# What you are asked to do
Your task is to output the listing word for word, with pictures excluded.
begin Records provided
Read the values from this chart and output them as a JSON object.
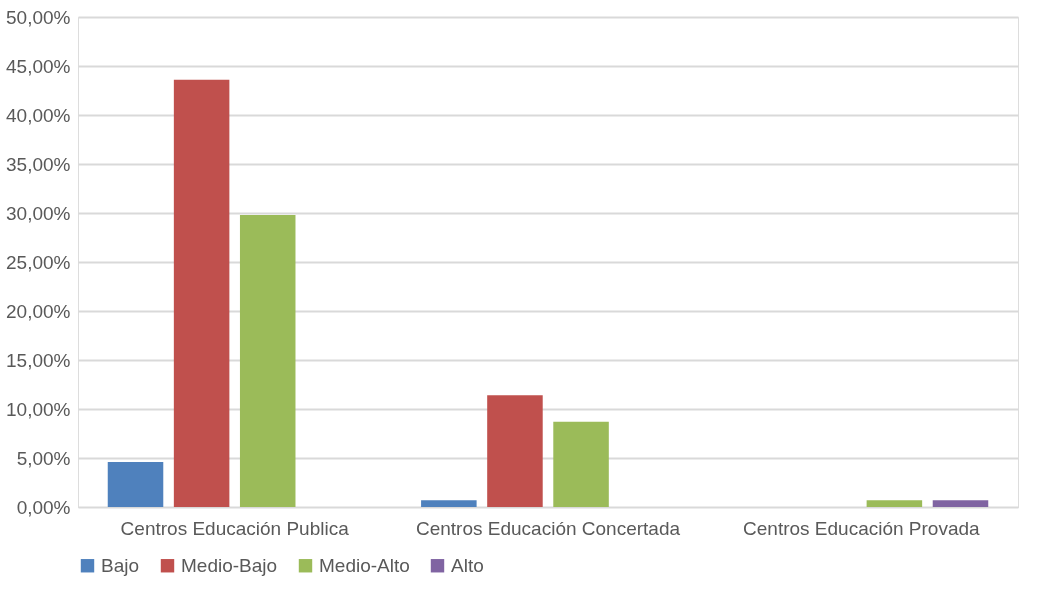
{
  "chart_data": {
    "type": "bar",
    "categories": [
      "Centros Educación Publica",
      "Centros Educación Concertada",
      "Centros Educación Provada"
    ],
    "series": [
      {
        "name": "Bajo",
        "color": "#4f81bd",
        "values": [
          4.6,
          0.7,
          null
        ]
      },
      {
        "name": "Medio-Bajo",
        "color": "#c0504d",
        "values": [
          43.6,
          11.4,
          null
        ]
      },
      {
        "name": "Medio-Alto",
        "color": "#9bbb59",
        "values": [
          29.8,
          8.7,
          0.7
        ]
      },
      {
        "name": "Alto",
        "color": "#8064a2",
        "values": [
          null,
          null,
          0.7
        ]
      }
    ],
    "ylim": [
      0,
      50
    ],
    "yticks": [
      {
        "value": 0,
        "label": "0,00%"
      },
      {
        "value": 5,
        "label": "5,00%"
      },
      {
        "value": 10,
        "label": "10,00%"
      },
      {
        "value": 15,
        "label": "15,00%"
      },
      {
        "value": 20,
        "label": "20,00%"
      },
      {
        "value": 25,
        "label": "25,00%"
      },
      {
        "value": 30,
        "label": "30,00%"
      },
      {
        "value": 35,
        "label": "35,00%"
      },
      {
        "value": 40,
        "label": "40,00%"
      },
      {
        "value": 45,
        "label": "45,00%"
      },
      {
        "value": 50,
        "label": "50,00%"
      }
    ],
    "grid": "y",
    "legend": "bottom"
  }
}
end Records provided
# Response
Read the values from this chart and output them as a JSON object.
{
  "chart_data": {
    "type": "bar",
    "categories": [
      "Centros Educación Publica",
      "Centros Educación Concertada",
      "Centros Educación Provada"
    ],
    "series": [
      {
        "name": "Bajo",
        "color": "#4f81bd",
        "values": [
          4.6,
          0.7,
          null
        ]
      },
      {
        "name": "Medio-Bajo",
        "color": "#c0504d",
        "values": [
          43.6,
          11.4,
          null
        ]
      },
      {
        "name": "Medio-Alto",
        "color": "#9bbb59",
        "values": [
          29.8,
          8.7,
          0.7
        ]
      },
      {
        "name": "Alto",
        "color": "#8064a2",
        "values": [
          null,
          null,
          0.7
        ]
      }
    ],
    "ylim": [
      0,
      50
    ],
    "yticks": [
      {
        "value": 0,
        "label": "0,00%"
      },
      {
        "value": 5,
        "label": "5,00%"
      },
      {
        "value": 10,
        "label": "10,00%"
      },
      {
        "value": 15,
        "label": "15,00%"
      },
      {
        "value": 20,
        "label": "20,00%"
      },
      {
        "value": 25,
        "label": "25,00%"
      },
      {
        "value": 30,
        "label": "30,00%"
      },
      {
        "value": 35,
        "label": "35,00%"
      },
      {
        "value": 40,
        "label": "40,00%"
      },
      {
        "value": 45,
        "label": "45,00%"
      },
      {
        "value": 50,
        "label": "50,00%"
      }
    ],
    "grid": "y",
    "legend": "bottom"
  }
}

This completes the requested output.